**Exercise brief:** The response must consist of all the entries, duplicated without alteration.

**Given data:**
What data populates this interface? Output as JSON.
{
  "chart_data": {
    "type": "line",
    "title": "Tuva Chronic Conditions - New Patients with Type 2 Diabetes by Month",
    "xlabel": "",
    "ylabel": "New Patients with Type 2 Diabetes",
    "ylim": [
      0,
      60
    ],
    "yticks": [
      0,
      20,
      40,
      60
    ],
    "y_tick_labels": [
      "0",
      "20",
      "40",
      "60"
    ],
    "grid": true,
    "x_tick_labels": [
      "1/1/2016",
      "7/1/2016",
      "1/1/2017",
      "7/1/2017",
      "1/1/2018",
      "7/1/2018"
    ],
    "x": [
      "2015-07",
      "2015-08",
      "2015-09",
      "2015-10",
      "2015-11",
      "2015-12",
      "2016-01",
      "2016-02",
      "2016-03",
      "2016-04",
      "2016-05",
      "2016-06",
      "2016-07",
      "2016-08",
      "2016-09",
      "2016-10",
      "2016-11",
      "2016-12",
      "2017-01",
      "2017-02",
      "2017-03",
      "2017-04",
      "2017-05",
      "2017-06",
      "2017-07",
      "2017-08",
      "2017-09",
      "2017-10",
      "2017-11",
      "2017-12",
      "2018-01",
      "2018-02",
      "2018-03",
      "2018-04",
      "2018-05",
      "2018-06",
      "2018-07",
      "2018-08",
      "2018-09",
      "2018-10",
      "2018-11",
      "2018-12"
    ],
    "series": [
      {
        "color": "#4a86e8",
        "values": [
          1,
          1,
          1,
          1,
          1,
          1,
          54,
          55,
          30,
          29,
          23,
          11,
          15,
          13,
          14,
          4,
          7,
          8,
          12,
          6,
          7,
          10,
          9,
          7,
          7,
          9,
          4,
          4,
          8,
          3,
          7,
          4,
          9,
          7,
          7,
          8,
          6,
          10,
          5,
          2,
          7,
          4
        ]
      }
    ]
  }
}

**Problem solution:**
What data populates this interface? Output as JSON.
{
  "chart_data": {
    "type": "line",
    "title": "Tuva Chronic Conditions - New Patients with Type 2 Diabetes by Month",
    "xlabel": "",
    "ylabel": "New Patients with Type 2 Diabetes",
    "ylim": [
      0,
      60
    ],
    "yticks": [
      0,
      20,
      40,
      60
    ],
    "y_tick_labels": [
      "0",
      "20",
      "40",
      "60"
    ],
    "grid": true,
    "x_tick_labels": [
      "1/1/2016",
      "7/1/2016",
      "1/1/2017",
      "7/1/2017",
      "1/1/2018",
      "7/1/2018"
    ],
    "x": [
      "2015-07",
      "2015-08",
      "2015-09",
      "2015-10",
      "2015-11",
      "2015-12",
      "2016-01",
      "2016-02",
      "2016-03",
      "2016-04",
      "2016-05",
      "2016-06",
      "2016-07",
      "2016-08",
      "2016-09",
      "2016-10",
      "2016-11",
      "2016-12",
      "2017-01",
      "2017-02",
      "2017-03",
      "2017-04",
      "2017-05",
      "2017-06",
      "2017-07",
      "2017-08",
      "2017-09",
      "2017-10",
      "2017-11",
      "2017-12",
      "2018-01",
      "2018-02",
      "2018-03",
      "2018-04",
      "2018-05",
      "2018-06",
      "2018-07",
      "2018-08",
      "2018-09",
      "2018-10",
      "2018-11",
      "2018-12"
    ],
    "series": [
      {
        "color": "#4a86e8",
        "values": [
          1,
          1,
          1,
          1,
          1,
          1,
          54,
          55,
          30,
          29,
          23,
          11,
          15,
          13,
          14,
          4,
          7,
          8,
          12,
          6,
          7,
          10,
          9,
          7,
          7,
          9,
          4,
          4,
          8,
          3,
          7,
          4,
          9,
          7,
          7,
          8,
          6,
          10,
          5,
          2,
          7,
          4
        ]
      }
    ]
  }
}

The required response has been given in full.